-- BEGIN Data records --

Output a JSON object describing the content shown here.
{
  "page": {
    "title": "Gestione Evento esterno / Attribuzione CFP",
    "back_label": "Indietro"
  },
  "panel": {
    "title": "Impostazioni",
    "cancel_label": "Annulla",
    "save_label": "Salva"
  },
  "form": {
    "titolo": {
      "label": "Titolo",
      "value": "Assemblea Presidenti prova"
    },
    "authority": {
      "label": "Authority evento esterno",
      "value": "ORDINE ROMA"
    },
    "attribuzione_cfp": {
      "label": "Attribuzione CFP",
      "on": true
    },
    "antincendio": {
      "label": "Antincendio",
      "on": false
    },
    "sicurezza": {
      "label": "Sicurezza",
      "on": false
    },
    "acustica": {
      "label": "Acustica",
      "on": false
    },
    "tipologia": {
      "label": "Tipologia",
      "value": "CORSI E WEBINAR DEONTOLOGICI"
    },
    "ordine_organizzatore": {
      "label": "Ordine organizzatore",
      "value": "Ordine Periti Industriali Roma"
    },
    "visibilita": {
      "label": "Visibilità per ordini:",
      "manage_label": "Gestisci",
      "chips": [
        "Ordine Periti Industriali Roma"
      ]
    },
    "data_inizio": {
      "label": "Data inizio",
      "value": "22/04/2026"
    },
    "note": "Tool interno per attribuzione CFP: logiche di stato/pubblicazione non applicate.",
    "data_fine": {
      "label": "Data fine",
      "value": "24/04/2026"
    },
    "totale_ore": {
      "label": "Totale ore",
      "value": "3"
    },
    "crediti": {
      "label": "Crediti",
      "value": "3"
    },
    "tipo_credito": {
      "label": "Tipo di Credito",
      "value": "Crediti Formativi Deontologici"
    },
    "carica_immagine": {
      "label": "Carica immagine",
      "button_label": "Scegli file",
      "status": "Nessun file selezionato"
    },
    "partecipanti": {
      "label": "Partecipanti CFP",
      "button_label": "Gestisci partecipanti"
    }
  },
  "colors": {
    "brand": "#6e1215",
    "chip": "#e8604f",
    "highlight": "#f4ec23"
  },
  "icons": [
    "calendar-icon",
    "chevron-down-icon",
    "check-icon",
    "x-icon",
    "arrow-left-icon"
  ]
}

-- END Data records --

▶ [What to do]:
Repeat all the entries word for word.

▶ [Answer to this exercise]:
Output a JSON object describing the content shown here.
{
  "page": {
    "title": "Gestione Evento esterno / Attribuzione CFP",
    "back_label": "Indietro"
  },
  "panel": {
    "title": "Impostazioni",
    "cancel_label": "Annulla",
    "save_label": "Salva"
  },
  "form": {
    "titolo": {
      "label": "Titolo",
      "value": "Assemblea Presidenti prova"
    },
    "authority": {
      "label": "Authority evento esterno",
      "value": "ORDINE ROMA"
    },
    "attribuzione_cfp": {
      "label": "Attribuzione CFP",
      "on": true
    },
    "antincendio": {
      "label": "Antincendio",
      "on": false
    },
    "sicurezza": {
      "label": "Sicurezza",
      "on": false
    },
    "acustica": {
      "label": "Acustica",
      "on": false
    },
    "tipologia": {
      "label": "Tipologia",
      "value": "CORSI E WEBINAR DEONTOLOGICI"
    },
    "ordine_organizzatore": {
      "label": "Ordine organizzatore",
      "value": "Ordine Periti Industriali Roma"
    },
    "visibilita": {
      "label": "Visibilità per ordini:",
      "manage_label": "Gestisci",
      "chips": [
        "Ordine Periti Industriali Roma"
      ]
    },
    "data_inizio": {
      "label": "Data inizio",
      "value": "22/04/2026"
    },
    "note": "Tool interno per attribuzione CFP: logiche di stato/pubblicazione non applicate.",
    "data_fine": {
      "label": "Data fine",
      "value": "24/04/2026"
    },
    "totale_ore": {
      "label": "Totale ore",
      "value": "3"
    },
    "crediti": {
      "label": "Crediti",
      "value": "3"
    },
    "tipo_credito": {
      "label": "Tipo di Credito",
      "value": "Crediti Formativi Deontologici"
    },
    "carica_immagine": {
      "label": "Carica immagine",
      "button_label": "Scegli file",
      "status": "Nessun file selezionato"
    },
    "partecipanti": {
      "label": "Partecipanti CFP",
      "button_label": "Gestisci partecipanti"
    }
  },
  "colors": {
    "brand": "#6e1215",
    "chip": "#e8604f",
    "highlight": "#f4ec23"
  },
  "icons": [
    "calendar-icon",
    "chevron-down-icon",
    "check-icon",
    "x-icon",
    "arrow-left-icon"
  ]
}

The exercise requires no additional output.